Go through the records underneath and write each one out again exactly.

Stored data

* * *

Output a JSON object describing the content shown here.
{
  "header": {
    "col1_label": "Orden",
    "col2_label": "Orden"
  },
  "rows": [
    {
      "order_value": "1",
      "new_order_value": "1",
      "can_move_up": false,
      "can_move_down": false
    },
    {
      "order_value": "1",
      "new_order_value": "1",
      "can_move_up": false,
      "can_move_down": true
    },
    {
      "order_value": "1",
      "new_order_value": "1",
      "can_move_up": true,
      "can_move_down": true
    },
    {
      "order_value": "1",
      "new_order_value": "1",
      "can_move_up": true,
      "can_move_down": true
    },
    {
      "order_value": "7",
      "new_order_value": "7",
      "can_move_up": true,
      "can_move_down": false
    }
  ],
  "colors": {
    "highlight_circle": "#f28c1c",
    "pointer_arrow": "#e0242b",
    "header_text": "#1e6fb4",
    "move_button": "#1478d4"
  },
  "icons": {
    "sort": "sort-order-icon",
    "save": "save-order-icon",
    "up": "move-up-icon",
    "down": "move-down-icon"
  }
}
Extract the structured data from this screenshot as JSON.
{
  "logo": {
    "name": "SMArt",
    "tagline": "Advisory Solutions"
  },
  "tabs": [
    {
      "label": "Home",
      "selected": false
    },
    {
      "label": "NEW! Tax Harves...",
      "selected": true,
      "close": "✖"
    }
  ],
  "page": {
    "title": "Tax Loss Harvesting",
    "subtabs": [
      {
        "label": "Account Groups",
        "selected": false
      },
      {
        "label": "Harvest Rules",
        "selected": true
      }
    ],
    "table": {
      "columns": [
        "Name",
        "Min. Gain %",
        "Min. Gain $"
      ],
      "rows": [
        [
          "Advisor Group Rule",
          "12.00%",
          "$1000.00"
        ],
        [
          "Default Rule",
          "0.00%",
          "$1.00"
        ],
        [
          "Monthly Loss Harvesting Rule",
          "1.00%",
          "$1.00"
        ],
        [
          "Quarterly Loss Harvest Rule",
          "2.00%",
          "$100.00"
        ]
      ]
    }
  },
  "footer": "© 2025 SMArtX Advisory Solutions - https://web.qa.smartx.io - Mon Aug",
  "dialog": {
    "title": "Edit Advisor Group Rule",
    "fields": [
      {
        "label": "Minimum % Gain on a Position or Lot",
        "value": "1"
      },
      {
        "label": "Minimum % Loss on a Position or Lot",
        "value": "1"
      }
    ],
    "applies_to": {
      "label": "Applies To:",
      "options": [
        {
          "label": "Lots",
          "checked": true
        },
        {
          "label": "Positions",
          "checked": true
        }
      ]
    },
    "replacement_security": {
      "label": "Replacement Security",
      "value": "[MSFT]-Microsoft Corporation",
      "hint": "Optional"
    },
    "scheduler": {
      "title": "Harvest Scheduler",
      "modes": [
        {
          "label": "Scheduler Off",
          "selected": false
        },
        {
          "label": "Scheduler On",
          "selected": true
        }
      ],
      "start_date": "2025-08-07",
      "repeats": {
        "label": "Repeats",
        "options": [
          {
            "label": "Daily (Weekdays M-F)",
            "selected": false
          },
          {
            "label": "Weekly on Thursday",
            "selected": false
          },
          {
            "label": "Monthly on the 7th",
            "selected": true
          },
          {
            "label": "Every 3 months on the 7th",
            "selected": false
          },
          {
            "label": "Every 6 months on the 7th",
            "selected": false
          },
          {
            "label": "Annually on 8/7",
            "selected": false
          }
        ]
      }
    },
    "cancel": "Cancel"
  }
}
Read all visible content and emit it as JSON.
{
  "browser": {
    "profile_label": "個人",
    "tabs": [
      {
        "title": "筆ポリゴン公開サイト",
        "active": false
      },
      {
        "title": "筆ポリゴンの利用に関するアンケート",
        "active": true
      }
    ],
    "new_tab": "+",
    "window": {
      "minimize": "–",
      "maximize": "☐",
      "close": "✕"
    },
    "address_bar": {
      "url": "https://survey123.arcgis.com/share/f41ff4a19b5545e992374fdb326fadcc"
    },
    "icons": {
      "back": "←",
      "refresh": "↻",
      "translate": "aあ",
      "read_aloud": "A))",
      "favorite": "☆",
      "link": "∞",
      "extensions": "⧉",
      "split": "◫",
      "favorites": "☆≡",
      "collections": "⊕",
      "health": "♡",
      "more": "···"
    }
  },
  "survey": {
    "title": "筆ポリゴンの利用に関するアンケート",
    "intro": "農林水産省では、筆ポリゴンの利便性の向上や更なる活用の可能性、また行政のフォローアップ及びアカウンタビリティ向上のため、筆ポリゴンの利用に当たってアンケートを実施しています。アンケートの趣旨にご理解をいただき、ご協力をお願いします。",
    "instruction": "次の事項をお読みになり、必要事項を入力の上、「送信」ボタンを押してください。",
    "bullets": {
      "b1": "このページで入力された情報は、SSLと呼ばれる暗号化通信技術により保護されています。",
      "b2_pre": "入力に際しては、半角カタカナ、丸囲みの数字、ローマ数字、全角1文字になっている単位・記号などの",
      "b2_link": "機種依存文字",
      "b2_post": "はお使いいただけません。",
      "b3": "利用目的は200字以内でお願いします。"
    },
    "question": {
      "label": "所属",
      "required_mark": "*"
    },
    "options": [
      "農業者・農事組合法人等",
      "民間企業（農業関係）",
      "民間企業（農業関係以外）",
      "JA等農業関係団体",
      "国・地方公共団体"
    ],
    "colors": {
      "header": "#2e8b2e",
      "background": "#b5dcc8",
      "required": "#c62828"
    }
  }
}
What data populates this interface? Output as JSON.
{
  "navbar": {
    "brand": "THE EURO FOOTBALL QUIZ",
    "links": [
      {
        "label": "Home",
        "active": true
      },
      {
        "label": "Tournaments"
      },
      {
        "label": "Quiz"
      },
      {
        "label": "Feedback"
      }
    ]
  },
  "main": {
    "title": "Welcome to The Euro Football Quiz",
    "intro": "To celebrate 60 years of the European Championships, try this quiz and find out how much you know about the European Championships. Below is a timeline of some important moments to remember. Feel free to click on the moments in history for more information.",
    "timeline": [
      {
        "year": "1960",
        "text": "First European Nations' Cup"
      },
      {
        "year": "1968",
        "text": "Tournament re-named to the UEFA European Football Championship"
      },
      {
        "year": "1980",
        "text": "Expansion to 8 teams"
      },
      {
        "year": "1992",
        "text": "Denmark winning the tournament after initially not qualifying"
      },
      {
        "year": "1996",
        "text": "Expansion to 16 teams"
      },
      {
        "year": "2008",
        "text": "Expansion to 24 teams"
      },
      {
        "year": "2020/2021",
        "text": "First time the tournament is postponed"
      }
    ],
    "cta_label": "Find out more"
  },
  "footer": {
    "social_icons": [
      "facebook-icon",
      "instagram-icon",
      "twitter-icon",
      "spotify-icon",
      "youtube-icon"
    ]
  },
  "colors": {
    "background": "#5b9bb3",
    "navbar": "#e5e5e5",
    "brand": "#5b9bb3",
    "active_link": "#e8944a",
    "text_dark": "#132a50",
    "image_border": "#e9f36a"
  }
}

* * *

## RESPONSE FOR THIS EXERCISE
Output a JSON object describing the content shown here.
{
  "header": {
    "col1_label": "Orden",
    "col2_label": "Orden"
  },
  "rows": [
    {
      "order_value": "1",
      "new_order_value": "1",
      "can_move_up": false,
      "can_move_down": false
    },
    {
      "order_value": "1",
      "new_order_value": "1",
      "can_move_up": false,
      "can_move_down": true
    },
    {
      "order_value": "1",
      "new_order_value": "1",
      "can_move_up": true,
      "can_move_down": true
    },
    {
      "order_value": "1",
      "new_order_value": "1",
      "can_move_up": true,
      "can_move_down": true
    },
    {
      "order_value": "7",
      "new_order_value": "7",
      "can_move_up": true,
      "can_move_down": false
    }
  ],
  "colors": {
    "highlight_circle": "#f28c1c",
    "pointer_arrow": "#e0242b",
    "header_text": "#1e6fb4",
    "move_button": "#1478d4"
  },
  "icons": {
    "sort": "sort-order-icon",
    "save": "save-order-icon",
    "up": "move-up-icon",
    "down": "move-down-icon"
  }
}
Extract the structured data from this screenshot as JSON.
{
  "logo": {
    "name": "SMArt",
    "tagline": "Advisory Solutions"
  },
  "tabs": [
    {
      "label": "Home",
      "selected": false
    },
    {
      "label": "NEW! Tax Harves...",
      "selected": true,
      "close": "✖"
    }
  ],
  "page": {
    "title": "Tax Loss Harvesting",
    "subtabs": [
      {
        "label": "Account Groups",
        "selected": false
      },
      {
        "label": "Harvest Rules",
        "selected": true
      }
    ],
    "table": {
      "columns": [
        "Name",
        "Min. Gain %",
        "Min. Gain $"
      ],
      "rows": [
        [
          "Advisor Group Rule",
          "12.00%",
          "$1000.00"
        ],
        [
          "Default Rule",
          "0.00%",
          "$1.00"
        ],
        [
          "Monthly Loss Harvesting Rule",
          "1.00%",
          "$1.00"
        ],
        [
          "Quarterly Loss Harvest Rule",
          "2.00%",
          "$100.00"
        ]
      ]
    }
  },
  "footer": "© 2025 SMArtX Advisory Solutions - https://web.qa.smartx.io - Mon Aug",
  "dialog": {
    "title": "Edit Advisor Group Rule",
    "fields": [
      {
        "label": "Minimum % Gain on a Position or Lot",
        "value": "1"
      },
      {
        "label": "Minimum % Loss on a Position or Lot",
        "value": "1"
      }
    ],
    "applies_to": {
      "label": "Applies To:",
      "options": [
        {
          "label": "Lots",
          "checked": true
        },
        {
          "label": "Positions",
          "checked": true
        }
      ]
    },
    "replacement_security": {
      "label": "Replacement Security",
      "value": "[MSFT]-Microsoft Corporation",
      "hint": "Optional"
    },
    "scheduler": {
      "title": "Harvest Scheduler",
      "modes": [
        {
          "label": "Scheduler Off",
          "selected": false
        },
        {
          "label": "Scheduler On",
          "selected": true
        }
      ],
      "start_date": "2025-08-07",
      "repeats": {
        "label": "Repeats",
        "options": [
          {
            "label": "Daily (Weekdays M-F)",
            "selected": false
          },
          {
            "label": "Weekly on Thursday",
            "selected": false
          },
          {
            "label": "Monthly on the 7th",
            "selected": true
          },
          {
            "label": "Every 3 months on the 7th",
            "selected": false
          },
          {
            "label": "Every 6 months on the 7th",
            "selected": false
          },
          {
            "label": "Annually on 8/7",
            "selected": false
          }
        ]
      }
    },
    "cancel": "Cancel"
  }
}
Read all visible content and emit it as JSON.
{
  "browser": {
    "profile_label": "個人",
    "tabs": [
      {
        "title": "筆ポリゴン公開サイト",
        "active": false
      },
      {
        "title": "筆ポリゴンの利用に関するアンケート",
        "active": true
      }
    ],
    "new_tab": "+",
    "window": {
      "minimize": "–",
      "maximize": "☐",
      "close": "✕"
    },
    "address_bar": {
      "url": "https://survey123.arcgis.com/share/f41ff4a19b5545e992374fdb326fadcc"
    },
    "icons": {
      "back": "←",
      "refresh": "↻",
      "translate": "aあ",
      "read_aloud": "A))",
      "favorite": "☆",
      "link": "∞",
      "extensions": "⧉",
      "split": "◫",
      "favorites": "☆≡",
      "collections": "⊕",
      "health": "♡",
      "more": "···"
    }
  },
  "survey": {
    "title": "筆ポリゴンの利用に関するアンケート",
    "intro": "農林水産省では、筆ポリゴンの利便性の向上や更なる活用の可能性、また行政のフォローアップ及びアカウンタビリティ向上のため、筆ポリゴンの利用に当たってアンケートを実施しています。アンケートの趣旨にご理解をいただき、ご協力をお願いします。",
    "instruction": "次の事項をお読みになり、必要事項を入力の上、「送信」ボタンを押してください。",
    "bullets": {
      "b1": "このページで入力された情報は、SSLと呼ばれる暗号化通信技術により保護されています。",
      "b2_pre": "入力に際しては、半角カタカナ、丸囲みの数字、ローマ数字、全角1文字になっている単位・記号などの",
      "b2_link": "機種依存文字",
      "b2_post": "はお使いいただけません。",
      "b3": "利用目的は200字以内でお願いします。"
    },
    "question": {
      "label": "所属",
      "required_mark": "*"
    },
    "options": [
      "農業者・農事組合法人等",
      "民間企業（農業関係）",
      "民間企業（農業関係以外）",
      "JA等農業関係団体",
      "国・地方公共団体"
    ],
    "colors": {
      "header": "#2e8b2e",
      "background": "#b5dcc8",
      "required": "#c62828"
    }
  }
}
What data populates this interface? Output as JSON.
{
  "navbar": {
    "brand": "THE EURO FOOTBALL QUIZ",
    "links": [
      {
        "label": "Home",
        "active": true
      },
      {
        "label": "Tournaments"
      },
      {
        "label": "Quiz"
      },
      {
        "label": "Feedback"
      }
    ]
  },
  "main": {
    "title": "Welcome to The Euro Football Quiz",
    "intro": "To celebrate 60 years of the European Championships, try this quiz and find out how much you know about the European Championships. Below is a timeline of some important moments to remember. Feel free to click on the moments in history for more information.",
    "timeline": [
      {
        "year": "1960",
        "text": "First European Nations' Cup"
      },
      {
        "year": "1968",
        "text": "Tournament re-named to the UEFA European Football Championship"
      },
      {
        "year": "1980",
        "text": "Expansion to 8 teams"
      },
      {
        "year": "1992",
        "text": "Denmark winning the tournament after initially not qualifying"
      },
      {
        "year": "1996",
        "text": "Expansion to 16 teams"
      },
      {
        "year": "2008",
        "text": "Expansion to 24 teams"
      },
      {
        "year": "2020/2021",
        "text": "First time the tournament is postponed"
      }
    ],
    "cta_label": "Find out more"
  },
  "footer": {
    "social_icons": [
      "facebook-icon",
      "instagram-icon",
      "twitter-icon",
      "spotify-icon",
      "youtube-icon"
    ]
  },
  "colors": {
    "background": "#5b9bb3",
    "navbar": "#e5e5e5",
    "brand": "#5b9bb3",
    "active_link": "#e8944a",
    "text_dark": "#132a50",
    "image_border": "#e9f36a"
  }
}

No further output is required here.